Stored data:
---+---
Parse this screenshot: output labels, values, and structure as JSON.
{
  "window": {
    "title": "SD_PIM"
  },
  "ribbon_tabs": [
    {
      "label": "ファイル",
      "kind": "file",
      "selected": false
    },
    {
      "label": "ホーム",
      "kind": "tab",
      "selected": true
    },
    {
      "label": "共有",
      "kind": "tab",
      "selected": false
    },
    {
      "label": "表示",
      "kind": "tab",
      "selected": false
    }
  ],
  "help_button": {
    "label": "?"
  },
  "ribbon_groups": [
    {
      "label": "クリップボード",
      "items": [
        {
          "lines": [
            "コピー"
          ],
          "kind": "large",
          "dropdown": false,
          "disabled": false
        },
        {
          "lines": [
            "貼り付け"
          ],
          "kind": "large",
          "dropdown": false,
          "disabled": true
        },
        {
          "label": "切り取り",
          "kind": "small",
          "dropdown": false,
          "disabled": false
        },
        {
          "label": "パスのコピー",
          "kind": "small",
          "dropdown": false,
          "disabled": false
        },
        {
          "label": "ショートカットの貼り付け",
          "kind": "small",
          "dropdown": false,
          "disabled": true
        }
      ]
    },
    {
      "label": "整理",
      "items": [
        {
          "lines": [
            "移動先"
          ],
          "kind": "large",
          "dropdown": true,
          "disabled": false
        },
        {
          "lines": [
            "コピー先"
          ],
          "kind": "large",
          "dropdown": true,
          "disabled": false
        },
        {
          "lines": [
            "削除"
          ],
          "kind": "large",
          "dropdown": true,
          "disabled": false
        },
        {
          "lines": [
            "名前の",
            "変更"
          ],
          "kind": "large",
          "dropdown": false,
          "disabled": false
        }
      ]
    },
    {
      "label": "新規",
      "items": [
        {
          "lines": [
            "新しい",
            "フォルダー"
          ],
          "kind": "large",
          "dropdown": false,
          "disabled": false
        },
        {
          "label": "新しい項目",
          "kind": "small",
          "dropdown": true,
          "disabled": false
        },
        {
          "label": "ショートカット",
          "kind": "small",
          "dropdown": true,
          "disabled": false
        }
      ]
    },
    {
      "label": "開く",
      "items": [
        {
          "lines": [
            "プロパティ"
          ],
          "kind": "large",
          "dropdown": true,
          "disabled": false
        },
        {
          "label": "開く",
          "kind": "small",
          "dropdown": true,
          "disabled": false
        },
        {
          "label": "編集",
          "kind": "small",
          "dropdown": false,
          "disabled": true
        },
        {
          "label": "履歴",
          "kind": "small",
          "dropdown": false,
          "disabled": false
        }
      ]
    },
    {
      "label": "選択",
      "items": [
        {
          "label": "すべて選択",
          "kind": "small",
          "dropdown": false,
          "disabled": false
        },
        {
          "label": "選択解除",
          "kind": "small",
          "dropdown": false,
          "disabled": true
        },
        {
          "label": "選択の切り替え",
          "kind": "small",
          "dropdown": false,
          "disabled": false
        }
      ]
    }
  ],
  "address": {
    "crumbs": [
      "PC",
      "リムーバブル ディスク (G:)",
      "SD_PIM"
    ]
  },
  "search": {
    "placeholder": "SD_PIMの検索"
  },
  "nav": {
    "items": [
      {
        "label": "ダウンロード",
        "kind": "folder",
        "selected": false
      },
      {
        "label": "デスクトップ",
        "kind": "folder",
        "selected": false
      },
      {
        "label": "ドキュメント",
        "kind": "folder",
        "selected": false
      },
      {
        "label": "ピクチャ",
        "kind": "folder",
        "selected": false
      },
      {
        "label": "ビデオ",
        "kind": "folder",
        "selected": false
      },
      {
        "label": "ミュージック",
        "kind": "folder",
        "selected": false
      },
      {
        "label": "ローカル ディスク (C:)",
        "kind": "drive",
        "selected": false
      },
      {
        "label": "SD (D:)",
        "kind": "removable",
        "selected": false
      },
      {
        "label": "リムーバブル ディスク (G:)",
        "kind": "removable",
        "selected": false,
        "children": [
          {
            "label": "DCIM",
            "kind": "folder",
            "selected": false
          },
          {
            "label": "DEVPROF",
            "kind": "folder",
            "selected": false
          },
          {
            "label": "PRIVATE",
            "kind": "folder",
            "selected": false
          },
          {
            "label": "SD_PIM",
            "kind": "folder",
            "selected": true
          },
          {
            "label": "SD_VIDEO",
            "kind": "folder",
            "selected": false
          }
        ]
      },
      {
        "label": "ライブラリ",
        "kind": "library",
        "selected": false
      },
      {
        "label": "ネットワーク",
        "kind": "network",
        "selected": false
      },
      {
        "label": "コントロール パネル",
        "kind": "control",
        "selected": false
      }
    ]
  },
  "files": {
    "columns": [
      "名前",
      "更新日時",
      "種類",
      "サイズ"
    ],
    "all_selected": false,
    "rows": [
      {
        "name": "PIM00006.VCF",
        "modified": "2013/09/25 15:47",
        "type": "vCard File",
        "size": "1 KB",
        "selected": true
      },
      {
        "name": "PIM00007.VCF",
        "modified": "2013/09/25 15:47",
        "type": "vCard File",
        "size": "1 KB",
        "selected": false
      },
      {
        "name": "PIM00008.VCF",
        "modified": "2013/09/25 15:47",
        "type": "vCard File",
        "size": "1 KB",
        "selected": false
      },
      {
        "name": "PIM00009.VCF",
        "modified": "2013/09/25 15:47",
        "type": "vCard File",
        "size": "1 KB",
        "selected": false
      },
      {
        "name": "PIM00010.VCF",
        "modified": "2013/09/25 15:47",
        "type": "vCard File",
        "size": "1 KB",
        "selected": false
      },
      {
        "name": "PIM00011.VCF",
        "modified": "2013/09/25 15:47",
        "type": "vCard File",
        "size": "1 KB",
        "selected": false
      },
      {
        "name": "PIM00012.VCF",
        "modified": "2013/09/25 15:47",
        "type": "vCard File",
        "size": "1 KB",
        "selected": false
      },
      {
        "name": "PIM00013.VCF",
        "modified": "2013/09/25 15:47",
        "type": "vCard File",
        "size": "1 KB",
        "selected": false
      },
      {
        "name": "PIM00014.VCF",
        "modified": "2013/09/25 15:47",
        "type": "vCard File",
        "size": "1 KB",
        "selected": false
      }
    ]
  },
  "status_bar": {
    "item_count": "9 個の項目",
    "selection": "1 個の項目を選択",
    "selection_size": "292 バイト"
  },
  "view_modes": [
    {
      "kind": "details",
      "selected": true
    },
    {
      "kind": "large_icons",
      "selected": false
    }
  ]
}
---+---
» PROBLEM REQUIREMENTS:
Write down only the number of lines that contain the string "name" in the listing.

» RESULT FOR THIS EXERCISE:
9